Search the material and gather each line with "أيضا" in it.

**Provided records**
● ● ●

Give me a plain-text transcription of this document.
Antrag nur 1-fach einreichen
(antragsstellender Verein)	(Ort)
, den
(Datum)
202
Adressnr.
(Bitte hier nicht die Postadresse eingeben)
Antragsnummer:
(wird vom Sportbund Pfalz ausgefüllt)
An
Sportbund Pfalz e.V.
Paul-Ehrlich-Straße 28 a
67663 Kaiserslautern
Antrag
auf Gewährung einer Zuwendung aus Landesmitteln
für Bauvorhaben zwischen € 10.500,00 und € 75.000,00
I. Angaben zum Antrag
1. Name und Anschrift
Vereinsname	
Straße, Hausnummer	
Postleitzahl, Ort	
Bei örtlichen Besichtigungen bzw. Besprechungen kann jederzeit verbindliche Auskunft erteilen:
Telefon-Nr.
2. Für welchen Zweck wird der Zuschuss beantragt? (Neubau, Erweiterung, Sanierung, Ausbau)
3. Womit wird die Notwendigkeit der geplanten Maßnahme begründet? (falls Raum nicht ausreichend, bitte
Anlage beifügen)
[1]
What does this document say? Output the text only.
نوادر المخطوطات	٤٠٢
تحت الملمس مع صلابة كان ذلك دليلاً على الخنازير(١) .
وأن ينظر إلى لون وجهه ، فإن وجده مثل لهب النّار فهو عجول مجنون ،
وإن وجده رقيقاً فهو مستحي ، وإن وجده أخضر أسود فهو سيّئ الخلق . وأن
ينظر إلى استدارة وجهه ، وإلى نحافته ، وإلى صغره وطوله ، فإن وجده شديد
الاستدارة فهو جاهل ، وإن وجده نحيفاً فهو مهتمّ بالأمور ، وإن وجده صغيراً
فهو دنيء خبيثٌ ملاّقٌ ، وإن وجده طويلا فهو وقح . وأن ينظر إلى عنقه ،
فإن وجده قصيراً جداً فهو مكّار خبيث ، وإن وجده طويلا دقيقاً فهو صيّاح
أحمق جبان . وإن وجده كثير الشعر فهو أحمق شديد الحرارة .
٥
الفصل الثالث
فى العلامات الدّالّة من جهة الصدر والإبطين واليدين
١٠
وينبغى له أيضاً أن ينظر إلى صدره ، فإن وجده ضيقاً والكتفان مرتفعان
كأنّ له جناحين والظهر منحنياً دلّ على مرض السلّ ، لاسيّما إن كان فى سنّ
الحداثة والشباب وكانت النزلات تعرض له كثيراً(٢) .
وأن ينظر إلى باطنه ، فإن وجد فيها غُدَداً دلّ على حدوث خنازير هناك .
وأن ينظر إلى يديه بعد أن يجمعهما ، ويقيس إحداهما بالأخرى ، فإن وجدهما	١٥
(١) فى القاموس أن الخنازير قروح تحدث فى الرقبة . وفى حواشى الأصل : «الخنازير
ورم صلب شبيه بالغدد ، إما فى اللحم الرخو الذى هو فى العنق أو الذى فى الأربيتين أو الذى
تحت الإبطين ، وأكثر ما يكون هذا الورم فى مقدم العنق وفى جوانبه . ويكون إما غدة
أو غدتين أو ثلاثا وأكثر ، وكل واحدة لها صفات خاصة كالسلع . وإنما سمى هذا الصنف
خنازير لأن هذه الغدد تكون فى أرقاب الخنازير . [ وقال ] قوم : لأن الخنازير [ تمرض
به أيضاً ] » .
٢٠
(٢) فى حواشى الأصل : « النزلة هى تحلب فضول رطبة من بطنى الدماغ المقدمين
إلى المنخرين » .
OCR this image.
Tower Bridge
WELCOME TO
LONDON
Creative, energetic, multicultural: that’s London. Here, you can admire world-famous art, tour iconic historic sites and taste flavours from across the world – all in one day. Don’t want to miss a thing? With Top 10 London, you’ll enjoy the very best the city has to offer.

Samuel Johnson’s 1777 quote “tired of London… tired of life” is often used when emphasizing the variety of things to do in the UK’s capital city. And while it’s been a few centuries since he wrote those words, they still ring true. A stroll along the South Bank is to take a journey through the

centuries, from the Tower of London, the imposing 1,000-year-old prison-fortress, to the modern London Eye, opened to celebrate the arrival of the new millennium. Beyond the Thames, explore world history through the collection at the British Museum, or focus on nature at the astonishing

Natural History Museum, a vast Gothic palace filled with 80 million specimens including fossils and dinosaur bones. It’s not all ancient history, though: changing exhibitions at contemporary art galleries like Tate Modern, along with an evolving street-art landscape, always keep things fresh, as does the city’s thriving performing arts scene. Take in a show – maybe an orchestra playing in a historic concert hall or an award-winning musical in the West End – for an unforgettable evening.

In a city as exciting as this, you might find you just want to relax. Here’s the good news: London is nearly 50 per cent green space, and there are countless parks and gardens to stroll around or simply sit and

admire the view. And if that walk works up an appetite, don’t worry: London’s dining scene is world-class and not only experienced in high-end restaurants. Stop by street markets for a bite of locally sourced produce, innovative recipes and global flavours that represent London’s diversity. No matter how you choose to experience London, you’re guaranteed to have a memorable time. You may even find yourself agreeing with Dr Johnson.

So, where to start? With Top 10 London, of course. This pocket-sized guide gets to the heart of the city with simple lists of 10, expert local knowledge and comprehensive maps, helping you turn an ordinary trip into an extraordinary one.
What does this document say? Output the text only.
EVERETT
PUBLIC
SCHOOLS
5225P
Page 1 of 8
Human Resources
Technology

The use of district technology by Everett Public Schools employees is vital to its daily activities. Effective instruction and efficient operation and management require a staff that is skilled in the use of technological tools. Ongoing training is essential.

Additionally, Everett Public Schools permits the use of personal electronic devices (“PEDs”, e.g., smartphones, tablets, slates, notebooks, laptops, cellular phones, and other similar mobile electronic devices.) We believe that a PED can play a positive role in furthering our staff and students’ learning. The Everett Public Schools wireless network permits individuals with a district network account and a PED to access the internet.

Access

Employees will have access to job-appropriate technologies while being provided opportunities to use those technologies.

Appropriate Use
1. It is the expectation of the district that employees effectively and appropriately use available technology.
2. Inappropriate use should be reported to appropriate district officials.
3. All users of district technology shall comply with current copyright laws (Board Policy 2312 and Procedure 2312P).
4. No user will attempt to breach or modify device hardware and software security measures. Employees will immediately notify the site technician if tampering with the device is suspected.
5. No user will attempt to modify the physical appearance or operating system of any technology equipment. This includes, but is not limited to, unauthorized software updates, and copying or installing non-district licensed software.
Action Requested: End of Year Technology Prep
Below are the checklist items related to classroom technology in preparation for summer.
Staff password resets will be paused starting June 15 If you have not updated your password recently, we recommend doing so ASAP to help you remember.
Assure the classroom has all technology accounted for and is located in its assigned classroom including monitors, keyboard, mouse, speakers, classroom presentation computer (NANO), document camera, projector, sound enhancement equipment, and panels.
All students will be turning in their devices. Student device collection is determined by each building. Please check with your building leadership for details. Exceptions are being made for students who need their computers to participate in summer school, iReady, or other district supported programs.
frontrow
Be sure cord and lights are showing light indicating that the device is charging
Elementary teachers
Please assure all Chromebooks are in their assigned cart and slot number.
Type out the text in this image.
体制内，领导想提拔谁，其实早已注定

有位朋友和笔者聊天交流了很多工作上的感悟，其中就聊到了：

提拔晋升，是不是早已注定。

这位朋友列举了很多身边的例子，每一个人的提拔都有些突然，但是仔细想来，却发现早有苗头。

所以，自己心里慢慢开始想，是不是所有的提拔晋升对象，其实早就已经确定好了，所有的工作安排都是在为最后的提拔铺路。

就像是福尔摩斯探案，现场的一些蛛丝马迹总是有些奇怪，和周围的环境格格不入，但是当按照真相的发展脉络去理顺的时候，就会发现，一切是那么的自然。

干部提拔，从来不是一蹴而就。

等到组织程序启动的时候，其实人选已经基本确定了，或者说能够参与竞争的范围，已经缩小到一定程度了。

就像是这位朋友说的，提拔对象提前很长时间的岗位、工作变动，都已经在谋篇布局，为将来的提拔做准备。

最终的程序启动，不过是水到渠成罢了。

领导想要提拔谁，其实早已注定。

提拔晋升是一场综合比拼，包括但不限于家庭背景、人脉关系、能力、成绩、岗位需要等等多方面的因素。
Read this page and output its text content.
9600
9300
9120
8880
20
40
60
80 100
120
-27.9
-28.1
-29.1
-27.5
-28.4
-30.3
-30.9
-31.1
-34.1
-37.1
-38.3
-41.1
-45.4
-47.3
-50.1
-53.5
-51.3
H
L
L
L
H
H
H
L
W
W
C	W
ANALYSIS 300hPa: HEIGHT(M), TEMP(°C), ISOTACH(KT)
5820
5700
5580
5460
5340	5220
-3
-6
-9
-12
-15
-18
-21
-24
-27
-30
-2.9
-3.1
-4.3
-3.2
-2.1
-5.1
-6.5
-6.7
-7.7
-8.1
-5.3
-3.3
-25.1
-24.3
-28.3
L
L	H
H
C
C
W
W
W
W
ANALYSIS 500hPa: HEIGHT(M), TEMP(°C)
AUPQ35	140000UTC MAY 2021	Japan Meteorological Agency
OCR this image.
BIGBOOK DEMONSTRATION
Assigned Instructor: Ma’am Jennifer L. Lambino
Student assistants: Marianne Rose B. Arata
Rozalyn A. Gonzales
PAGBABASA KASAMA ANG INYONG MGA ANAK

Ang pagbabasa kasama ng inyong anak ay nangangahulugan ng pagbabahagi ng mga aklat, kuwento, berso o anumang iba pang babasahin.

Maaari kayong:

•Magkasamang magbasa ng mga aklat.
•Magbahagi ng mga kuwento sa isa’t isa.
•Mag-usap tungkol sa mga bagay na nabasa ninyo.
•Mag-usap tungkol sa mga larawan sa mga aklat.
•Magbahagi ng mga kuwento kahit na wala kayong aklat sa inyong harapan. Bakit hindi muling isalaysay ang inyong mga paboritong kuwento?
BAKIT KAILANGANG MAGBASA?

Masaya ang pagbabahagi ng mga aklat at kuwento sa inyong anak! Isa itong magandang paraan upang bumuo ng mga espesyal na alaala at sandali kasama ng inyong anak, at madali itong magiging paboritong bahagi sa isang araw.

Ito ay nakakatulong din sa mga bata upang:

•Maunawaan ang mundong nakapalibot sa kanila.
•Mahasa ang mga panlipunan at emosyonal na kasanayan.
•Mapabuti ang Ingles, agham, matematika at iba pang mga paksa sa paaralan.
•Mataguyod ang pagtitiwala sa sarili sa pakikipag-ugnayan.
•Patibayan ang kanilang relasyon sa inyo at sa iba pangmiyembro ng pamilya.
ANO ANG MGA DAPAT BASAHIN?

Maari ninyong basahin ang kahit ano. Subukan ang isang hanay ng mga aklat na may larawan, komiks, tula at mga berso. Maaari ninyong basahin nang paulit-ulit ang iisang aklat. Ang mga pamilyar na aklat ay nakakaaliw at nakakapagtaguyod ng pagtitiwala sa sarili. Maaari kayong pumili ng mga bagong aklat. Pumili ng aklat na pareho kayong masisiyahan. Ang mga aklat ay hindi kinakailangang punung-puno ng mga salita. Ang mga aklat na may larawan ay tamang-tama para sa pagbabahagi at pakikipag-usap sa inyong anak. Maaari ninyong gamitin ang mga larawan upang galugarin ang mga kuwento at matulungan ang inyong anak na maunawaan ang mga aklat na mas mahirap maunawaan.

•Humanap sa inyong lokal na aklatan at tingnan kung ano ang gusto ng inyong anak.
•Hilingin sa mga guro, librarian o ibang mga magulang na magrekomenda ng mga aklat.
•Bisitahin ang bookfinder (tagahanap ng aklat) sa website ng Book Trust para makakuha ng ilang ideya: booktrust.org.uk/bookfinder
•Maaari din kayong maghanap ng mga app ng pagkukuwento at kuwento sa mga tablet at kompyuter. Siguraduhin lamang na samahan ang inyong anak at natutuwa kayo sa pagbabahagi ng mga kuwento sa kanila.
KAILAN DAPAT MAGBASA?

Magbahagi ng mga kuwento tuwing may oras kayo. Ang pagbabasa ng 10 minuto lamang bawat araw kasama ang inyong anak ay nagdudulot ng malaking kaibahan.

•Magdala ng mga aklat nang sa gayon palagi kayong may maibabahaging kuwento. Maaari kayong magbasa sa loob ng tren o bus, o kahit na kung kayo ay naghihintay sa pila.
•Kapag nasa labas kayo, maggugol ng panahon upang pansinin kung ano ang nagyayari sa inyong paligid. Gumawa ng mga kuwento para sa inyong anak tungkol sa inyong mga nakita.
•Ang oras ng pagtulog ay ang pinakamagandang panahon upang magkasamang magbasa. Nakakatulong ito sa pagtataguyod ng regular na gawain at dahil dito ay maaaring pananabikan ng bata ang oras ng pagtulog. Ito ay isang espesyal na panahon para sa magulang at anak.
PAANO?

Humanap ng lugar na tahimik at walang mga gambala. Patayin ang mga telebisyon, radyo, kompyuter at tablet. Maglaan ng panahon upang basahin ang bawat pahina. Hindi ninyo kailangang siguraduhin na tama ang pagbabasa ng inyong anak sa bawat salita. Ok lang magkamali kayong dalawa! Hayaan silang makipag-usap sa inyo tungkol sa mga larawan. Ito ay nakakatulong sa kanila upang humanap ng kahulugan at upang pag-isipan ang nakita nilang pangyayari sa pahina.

● ● ●

**Exercise output**
وينبغى له أيضاً أن ينظر إلى صدره ، فإن وجده ضيقاً والكتفان مرتفعان
به أيضاً ] » .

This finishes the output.